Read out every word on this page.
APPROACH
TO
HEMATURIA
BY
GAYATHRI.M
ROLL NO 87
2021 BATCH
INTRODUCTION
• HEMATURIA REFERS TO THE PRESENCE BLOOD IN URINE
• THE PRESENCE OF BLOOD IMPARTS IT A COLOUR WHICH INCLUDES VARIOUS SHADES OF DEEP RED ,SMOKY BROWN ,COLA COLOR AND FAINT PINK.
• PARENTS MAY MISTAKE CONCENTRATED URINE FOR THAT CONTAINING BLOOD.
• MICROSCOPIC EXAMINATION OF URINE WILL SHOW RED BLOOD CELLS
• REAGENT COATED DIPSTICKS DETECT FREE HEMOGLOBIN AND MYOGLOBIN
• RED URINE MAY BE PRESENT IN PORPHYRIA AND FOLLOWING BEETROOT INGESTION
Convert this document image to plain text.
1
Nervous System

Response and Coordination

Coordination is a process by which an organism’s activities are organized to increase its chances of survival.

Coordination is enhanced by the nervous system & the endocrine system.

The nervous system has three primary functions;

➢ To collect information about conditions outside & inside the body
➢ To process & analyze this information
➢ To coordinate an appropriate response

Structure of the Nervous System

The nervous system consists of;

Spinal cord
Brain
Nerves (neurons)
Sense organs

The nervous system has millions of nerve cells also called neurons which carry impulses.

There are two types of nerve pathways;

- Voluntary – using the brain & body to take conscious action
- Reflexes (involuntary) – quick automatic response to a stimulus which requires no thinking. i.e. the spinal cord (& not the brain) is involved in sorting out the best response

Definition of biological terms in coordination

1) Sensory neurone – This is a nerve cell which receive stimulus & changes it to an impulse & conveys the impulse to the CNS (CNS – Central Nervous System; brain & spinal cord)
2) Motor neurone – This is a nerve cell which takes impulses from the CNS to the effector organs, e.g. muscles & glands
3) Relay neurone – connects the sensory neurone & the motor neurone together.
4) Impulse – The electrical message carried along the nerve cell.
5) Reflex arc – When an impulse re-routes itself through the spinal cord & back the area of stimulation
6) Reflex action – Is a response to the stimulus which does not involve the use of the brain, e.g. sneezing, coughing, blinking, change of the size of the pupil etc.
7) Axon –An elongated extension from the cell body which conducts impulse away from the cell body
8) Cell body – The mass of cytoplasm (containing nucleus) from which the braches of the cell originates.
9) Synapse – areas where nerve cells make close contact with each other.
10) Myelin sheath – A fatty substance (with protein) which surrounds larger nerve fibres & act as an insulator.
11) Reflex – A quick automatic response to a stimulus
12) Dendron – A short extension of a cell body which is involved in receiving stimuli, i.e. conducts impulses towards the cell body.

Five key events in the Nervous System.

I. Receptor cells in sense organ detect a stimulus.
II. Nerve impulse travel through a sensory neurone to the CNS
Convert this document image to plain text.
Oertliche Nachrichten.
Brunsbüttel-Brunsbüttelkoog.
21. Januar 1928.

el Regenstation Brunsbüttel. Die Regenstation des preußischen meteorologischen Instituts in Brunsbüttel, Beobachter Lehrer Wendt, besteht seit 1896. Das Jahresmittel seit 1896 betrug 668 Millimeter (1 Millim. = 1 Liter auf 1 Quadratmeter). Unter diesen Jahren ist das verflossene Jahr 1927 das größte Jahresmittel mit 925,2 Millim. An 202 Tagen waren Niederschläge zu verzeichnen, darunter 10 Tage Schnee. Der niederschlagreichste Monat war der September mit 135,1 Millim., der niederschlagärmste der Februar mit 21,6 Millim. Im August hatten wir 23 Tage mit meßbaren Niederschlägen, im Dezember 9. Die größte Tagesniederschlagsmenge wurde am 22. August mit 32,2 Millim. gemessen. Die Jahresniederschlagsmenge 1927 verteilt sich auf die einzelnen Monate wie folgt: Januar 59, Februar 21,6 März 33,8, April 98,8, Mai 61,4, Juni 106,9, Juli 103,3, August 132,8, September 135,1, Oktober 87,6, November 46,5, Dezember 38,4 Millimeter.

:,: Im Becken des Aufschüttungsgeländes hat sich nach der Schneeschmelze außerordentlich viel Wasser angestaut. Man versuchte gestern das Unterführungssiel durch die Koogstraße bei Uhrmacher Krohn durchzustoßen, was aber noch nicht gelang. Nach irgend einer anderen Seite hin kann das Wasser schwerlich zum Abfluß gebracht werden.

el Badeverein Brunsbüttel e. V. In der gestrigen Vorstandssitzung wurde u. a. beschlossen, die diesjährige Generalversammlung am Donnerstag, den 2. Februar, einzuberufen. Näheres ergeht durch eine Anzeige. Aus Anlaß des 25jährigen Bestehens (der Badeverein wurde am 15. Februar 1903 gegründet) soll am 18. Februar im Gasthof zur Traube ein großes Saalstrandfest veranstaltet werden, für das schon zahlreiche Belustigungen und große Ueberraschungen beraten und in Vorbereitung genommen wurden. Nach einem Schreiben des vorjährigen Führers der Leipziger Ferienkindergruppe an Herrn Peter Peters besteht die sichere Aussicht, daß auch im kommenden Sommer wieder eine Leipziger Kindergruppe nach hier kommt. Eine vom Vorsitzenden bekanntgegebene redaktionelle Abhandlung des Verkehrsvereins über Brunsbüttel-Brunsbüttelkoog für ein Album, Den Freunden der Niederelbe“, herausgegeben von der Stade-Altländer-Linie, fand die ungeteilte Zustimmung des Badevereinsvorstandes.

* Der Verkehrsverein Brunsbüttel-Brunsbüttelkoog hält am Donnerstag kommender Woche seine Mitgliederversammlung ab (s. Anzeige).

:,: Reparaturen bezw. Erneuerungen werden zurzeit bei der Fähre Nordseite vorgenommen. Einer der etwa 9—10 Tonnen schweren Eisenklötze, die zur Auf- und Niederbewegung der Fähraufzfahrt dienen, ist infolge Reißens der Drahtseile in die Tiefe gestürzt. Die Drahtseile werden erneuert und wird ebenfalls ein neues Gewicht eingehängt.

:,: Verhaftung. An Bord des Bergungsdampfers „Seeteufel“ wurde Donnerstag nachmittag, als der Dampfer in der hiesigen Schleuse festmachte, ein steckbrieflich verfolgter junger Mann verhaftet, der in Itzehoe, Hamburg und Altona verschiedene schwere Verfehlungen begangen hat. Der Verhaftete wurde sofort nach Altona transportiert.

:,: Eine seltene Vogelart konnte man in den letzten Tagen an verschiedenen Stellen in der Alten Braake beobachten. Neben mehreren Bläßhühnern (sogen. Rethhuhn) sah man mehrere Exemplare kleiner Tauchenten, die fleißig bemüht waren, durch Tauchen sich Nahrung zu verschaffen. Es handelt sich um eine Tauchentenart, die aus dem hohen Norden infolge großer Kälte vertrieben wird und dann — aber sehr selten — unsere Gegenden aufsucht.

- [Activity]: Retype all of the entries. Keep each one exactly as written.

- [Final answer]:
Read out every word on this page.
APPROACH
TO
HEMATURIA
BY
GAYATHRI.M
ROLL NO 87
2021 BATCH
INTRODUCTION
• HEMATURIA REFERS TO THE PRESENCE BLOOD IN URINE
• THE PRESENCE OF BLOOD IMPARTS IT A COLOUR WHICH INCLUDES VARIOUS SHADES OF DEEP RED ,SMOKY BROWN ,COLA COLOR AND FAINT PINK.
• PARENTS MAY MISTAKE CONCENTRATED URINE FOR THAT CONTAINING BLOOD.
• MICROSCOPIC EXAMINATION OF URINE WILL SHOW RED BLOOD CELLS
• REAGENT COATED DIPSTICKS DETECT FREE HEMOGLOBIN AND MYOGLOBIN
• RED URINE MAY BE PRESENT IN PORPHYRIA AND FOLLOWING BEETROOT INGESTION
Convert this document image to plain text.
1
Nervous System

Response and Coordination

Coordination is a process by which an organism’s activities are organized to increase its chances of survival.

Coordination is enhanced by the nervous system & the endocrine system.

The nervous system has three primary functions;

➢ To collect information about conditions outside & inside the body
➢ To process & analyze this information
➢ To coordinate an appropriate response

Structure of the Nervous System

The nervous system consists of;

Spinal cord
Brain
Nerves (neurons)
Sense organs

The nervous system has millions of nerve cells also called neurons which carry impulses.

There are two types of nerve pathways;

- Voluntary – using the brain & body to take conscious action
- Reflexes (involuntary) – quick automatic response to a stimulus which requires no thinking. i.e. the spinal cord (& not the brain) is involved in sorting out the best response

Definition of biological terms in coordination

1) Sensory neurone – This is a nerve cell which receive stimulus & changes it to an impulse & conveys the impulse to the CNS (CNS – Central Nervous System; brain & spinal cord)
2) Motor neurone – This is a nerve cell which takes impulses from the CNS to the effector organs, e.g. muscles & glands
3) Relay neurone – connects the sensory neurone & the motor neurone together.
4) Impulse – The electrical message carried along the nerve cell.
5) Reflex arc – When an impulse re-routes itself through the spinal cord & back the area of stimulation
6) Reflex action – Is a response to the stimulus which does not involve the use of the brain, e.g. sneezing, coughing, blinking, change of the size of the pupil etc.
7) Axon –An elongated extension from the cell body which conducts impulse away from the cell body
8) Cell body – The mass of cytoplasm (containing nucleus) from which the braches of the cell originates.
9) Synapse – areas where nerve cells make close contact with each other.
10) Myelin sheath – A fatty substance (with protein) which surrounds larger nerve fibres & act as an insulator.
11) Reflex – A quick automatic response to a stimulus
12) Dendron – A short extension of a cell body which is involved in receiving stimuli, i.e. conducts impulses towards the cell body.

Five key events in the Nervous System.

I. Receptor cells in sense organ detect a stimulus.
II. Nerve impulse travel through a sensory neurone to the CNS
Convert this document image to plain text.
Oertliche Nachrichten.
Brunsbüttel-Brunsbüttelkoog.
21. Januar 1928.

el Regenstation Brunsbüttel. Die Regenstation des preußischen meteorologischen Instituts in Brunsbüttel, Beobachter Lehrer Wendt, besteht seit 1896. Das Jahresmittel seit 1896 betrug 668 Millimeter (1 Millim. = 1 Liter auf 1 Quadratmeter). Unter diesen Jahren ist das verflossene Jahr 1927 das größte Jahresmittel mit 925,2 Millim. An 202 Tagen waren Niederschläge zu verzeichnen, darunter 10 Tage Schnee. Der niederschlagreichste Monat war der September mit 135,1 Millim., der niederschlagärmste der Februar mit 21,6 Millim. Im August hatten wir 23 Tage mit meßbaren Niederschlägen, im Dezember 9. Die größte Tagesniederschlagsmenge wurde am 22. August mit 32,2 Millim. gemessen. Die Jahresniederschlagsmenge 1927 verteilt sich auf die einzelnen Monate wie folgt: Januar 59, Februar 21,6 März 33,8, April 98,8, Mai 61,4, Juni 106,9, Juli 103,3, August 132,8, September 135,1, Oktober 87,6, November 46,5, Dezember 38,4 Millimeter.

:,: Im Becken des Aufschüttungsgeländes hat sich nach der Schneeschmelze außerordentlich viel Wasser angestaut. Man versuchte gestern das Unterführungssiel durch die Koogstraße bei Uhrmacher Krohn durchzustoßen, was aber noch nicht gelang. Nach irgend einer anderen Seite hin kann das Wasser schwerlich zum Abfluß gebracht werden.

el Badeverein Brunsbüttel e. V. In der gestrigen Vorstandssitzung wurde u. a. beschlossen, die diesjährige Generalversammlung am Donnerstag, den 2. Februar, einzuberufen. Näheres ergeht durch eine Anzeige. Aus Anlaß des 25jährigen Bestehens (der Badeverein wurde am 15. Februar 1903 gegründet) soll am 18. Februar im Gasthof zur Traube ein großes Saalstrandfest veranstaltet werden, für das schon zahlreiche Belustigungen und große Ueberraschungen beraten und in Vorbereitung genommen wurden. Nach einem Schreiben des vorjährigen Führers der Leipziger Ferienkindergruppe an Herrn Peter Peters besteht die sichere Aussicht, daß auch im kommenden Sommer wieder eine Leipziger Kindergruppe nach hier kommt. Eine vom Vorsitzenden bekanntgegebene redaktionelle Abhandlung des Verkehrsvereins über Brunsbüttel-Brunsbüttelkoog für ein Album, Den Freunden der Niederelbe“, herausgegeben von der Stade-Altländer-Linie, fand die ungeteilte Zustimmung des Badevereinsvorstandes.

* Der Verkehrsverein Brunsbüttel-Brunsbüttelkoog hält am Donnerstag kommender Woche seine Mitgliederversammlung ab (s. Anzeige).

:,: Reparaturen bezw. Erneuerungen werden zurzeit bei der Fähre Nordseite vorgenommen. Einer der etwa 9—10 Tonnen schweren Eisenklötze, die zur Auf- und Niederbewegung der Fähraufzfahrt dienen, ist infolge Reißens der Drahtseile in die Tiefe gestürzt. Die Drahtseile werden erneuert und wird ebenfalls ein neues Gewicht eingehängt.

:,: Verhaftung. An Bord des Bergungsdampfers „Seeteufel“ wurde Donnerstag nachmittag, als der Dampfer in der hiesigen Schleuse festmachte, ein steckbrieflich verfolgter junger Mann verhaftet, der in Itzehoe, Hamburg und Altona verschiedene schwere Verfehlungen begangen hat. Der Verhaftete wurde sofort nach Altona transportiert.

:,: Eine seltene Vogelart konnte man in den letzten Tagen an verschiedenen Stellen in der Alten Braake beobachten. Neben mehreren Bläßhühnern (sogen. Rethhuhn) sah man mehrere Exemplare kleiner Tauchenten, die fleißig bemüht waren, durch Tauchen sich Nahrung zu verschaffen. Es handelt sich um eine Tauchentenart, die aus dem hohen Norden infolge großer Kälte vertrieben wird und dann — aber sehr selten — unsere Gegenden aufsucht.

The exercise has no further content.